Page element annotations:
________

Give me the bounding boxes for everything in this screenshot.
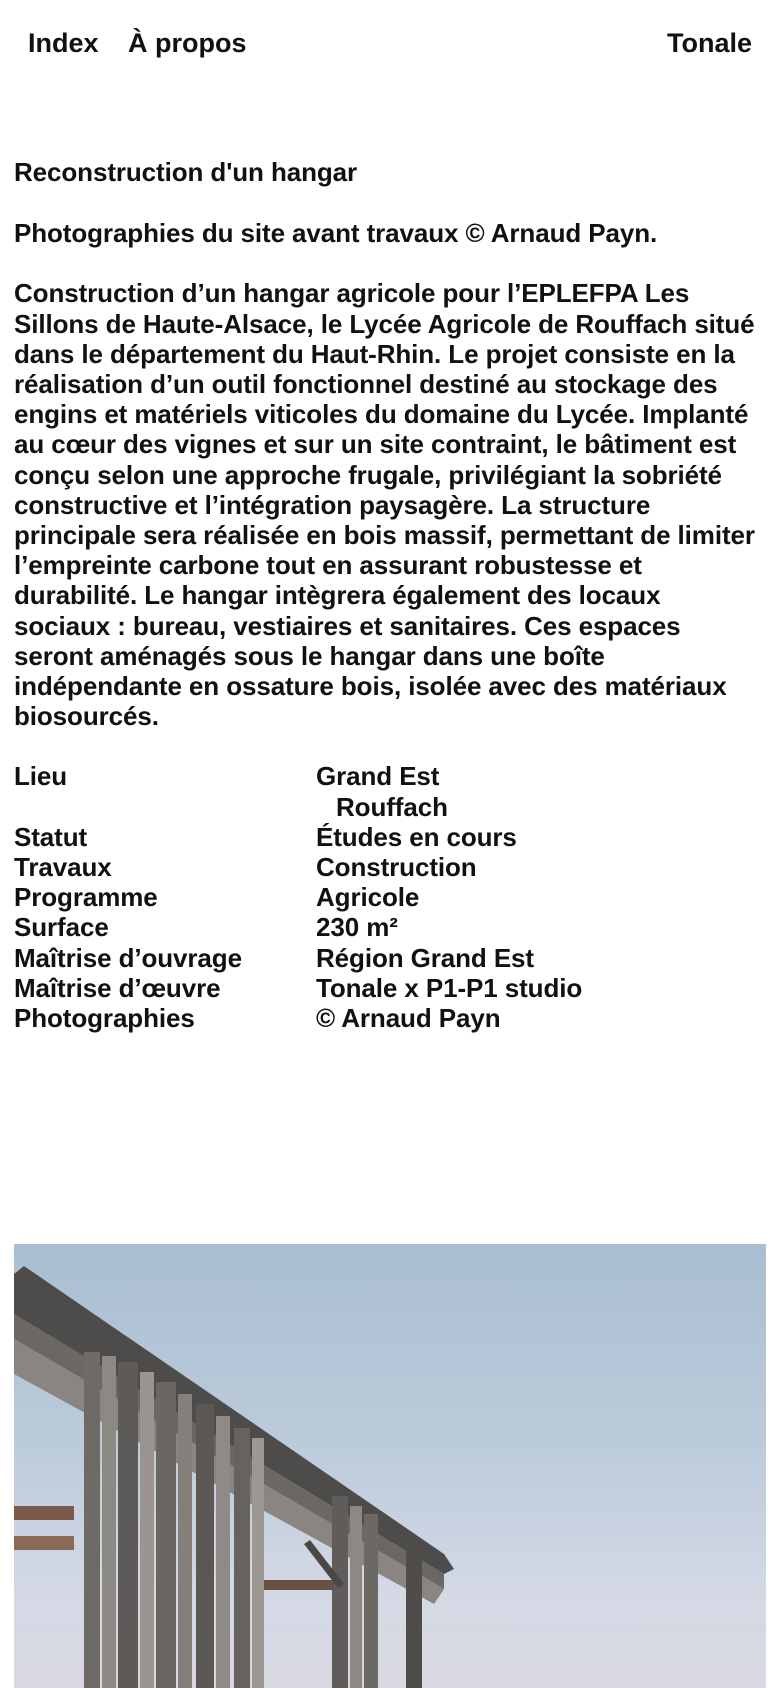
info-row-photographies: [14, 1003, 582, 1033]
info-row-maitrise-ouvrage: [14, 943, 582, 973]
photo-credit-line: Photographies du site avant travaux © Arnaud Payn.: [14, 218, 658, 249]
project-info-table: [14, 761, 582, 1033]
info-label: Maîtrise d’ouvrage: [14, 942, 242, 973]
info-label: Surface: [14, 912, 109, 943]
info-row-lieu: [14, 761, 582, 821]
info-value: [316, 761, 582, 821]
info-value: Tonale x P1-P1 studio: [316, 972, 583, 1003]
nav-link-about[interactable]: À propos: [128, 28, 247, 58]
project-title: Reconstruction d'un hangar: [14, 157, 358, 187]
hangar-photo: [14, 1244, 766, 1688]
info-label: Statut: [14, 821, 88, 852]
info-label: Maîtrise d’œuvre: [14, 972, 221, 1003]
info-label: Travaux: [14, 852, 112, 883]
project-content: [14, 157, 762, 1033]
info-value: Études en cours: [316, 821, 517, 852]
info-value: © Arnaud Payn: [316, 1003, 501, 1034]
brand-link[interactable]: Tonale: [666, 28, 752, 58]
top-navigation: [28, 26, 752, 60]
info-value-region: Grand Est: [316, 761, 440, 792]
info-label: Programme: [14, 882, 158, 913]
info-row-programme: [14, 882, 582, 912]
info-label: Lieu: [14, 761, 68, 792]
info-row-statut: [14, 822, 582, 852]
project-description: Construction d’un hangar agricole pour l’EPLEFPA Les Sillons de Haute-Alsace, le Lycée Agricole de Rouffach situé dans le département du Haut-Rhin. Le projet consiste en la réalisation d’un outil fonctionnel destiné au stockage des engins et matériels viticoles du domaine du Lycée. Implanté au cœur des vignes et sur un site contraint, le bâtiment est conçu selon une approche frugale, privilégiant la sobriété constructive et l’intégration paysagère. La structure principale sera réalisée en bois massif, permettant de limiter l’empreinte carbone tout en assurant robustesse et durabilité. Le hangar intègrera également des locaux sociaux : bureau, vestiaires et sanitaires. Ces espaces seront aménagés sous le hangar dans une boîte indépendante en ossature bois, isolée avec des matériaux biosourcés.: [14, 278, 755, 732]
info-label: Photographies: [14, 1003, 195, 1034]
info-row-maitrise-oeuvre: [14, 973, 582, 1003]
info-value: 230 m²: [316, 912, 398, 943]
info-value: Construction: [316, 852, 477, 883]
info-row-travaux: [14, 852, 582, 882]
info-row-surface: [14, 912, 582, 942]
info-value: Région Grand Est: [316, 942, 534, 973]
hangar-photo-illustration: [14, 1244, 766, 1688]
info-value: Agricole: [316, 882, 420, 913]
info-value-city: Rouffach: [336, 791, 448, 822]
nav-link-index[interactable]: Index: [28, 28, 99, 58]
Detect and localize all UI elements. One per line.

________

Copy all the lines in the entries above word for word, leaving out the pictures.

* OUTPUT FOR THIS TASK
Give me the bounding boxes for everything in this screenshot.
info-row-photographies: [14, 1003, 582, 1033]
info-row-maitrise-ouvrage: [14, 943, 582, 973]
photo-credit-line: Photographies du site avant travaux © Arnaud Payn.: [14, 218, 658, 249]
project-info-table: [14, 761, 582, 1033]
info-label: Maîtrise d’ouvrage: [14, 942, 242, 973]
info-label: Surface: [14, 912, 109, 943]
info-row-lieu: [14, 761, 582, 821]
info-value: [316, 761, 582, 821]
info-value: Tonale x P1-P1 studio: [316, 972, 583, 1003]
nav-link-about[interactable]: À propos: [128, 28, 247, 58]
project-title: Reconstruction d'un hangar: [14, 157, 358, 187]
hangar-photo: [14, 1244, 766, 1688]
info-label: Statut: [14, 821, 88, 852]
info-label: Maîtrise d’œuvre: [14, 972, 221, 1003]
info-label: Travaux: [14, 852, 112, 883]
project-content: [14, 157, 762, 1033]
info-value: Études en cours: [316, 821, 517, 852]
info-value: © Arnaud Payn: [316, 1003, 501, 1034]
brand-link[interactable]: Tonale: [666, 28, 752, 58]
top-navigation: [28, 26, 752, 60]
info-value-region: Grand Est: [316, 761, 440, 792]
info-label: Programme: [14, 882, 158, 913]
info-row-programme: [14, 882, 582, 912]
info-label: Lieu: [14, 761, 68, 792]
info-row-statut: [14, 822, 582, 852]
project-description: Construction d’un hangar agricole pour l’EPLEFPA Les Sillons de Haute-Alsace, le Lycée Agricole de Rouffach situé dans le département du Haut-Rhin. Le projet consiste en la réalisation d’un outil fonctionnel destiné au stockage des engins et matériels viticoles du domaine du Lycée. Implanté au cœur des vignes et sur un site contraint, le bâtiment est conçu selon une approche frugale, privilégiant la sobriété constructive et l’intégration paysagère. La structure principale sera réalisée en bois massif, permettant de limiter l’empreinte carbone tout en assurant robustesse et durabilité. Le hangar intègrera également des locaux sociaux : bureau, vestiaires et sanitaires. Ces espaces seront aménagés sous le hangar dans une boîte indépendante en ossature bois, isolée avec des matériaux biosourcés.: [14, 278, 755, 732]
info-label: Photographies: [14, 1003, 195, 1034]
info-row-maitrise-oeuvre: [14, 973, 582, 1003]
info-value: 230 m²: [316, 912, 398, 943]
info-value: Construction: [316, 852, 477, 883]
info-row-travaux: [14, 852, 582, 882]
info-row-surface: [14, 912, 582, 942]
info-value: Région Grand Est: [316, 942, 534, 973]
hangar-photo-illustration: [14, 1244, 766, 1688]
info-value: Agricole: [316, 882, 420, 913]
info-value-city: Rouffach: [336, 791, 448, 822]
nav-link-index[interactable]: Index: [28, 28, 99, 58]
Detect and localize all UI elements. One per line.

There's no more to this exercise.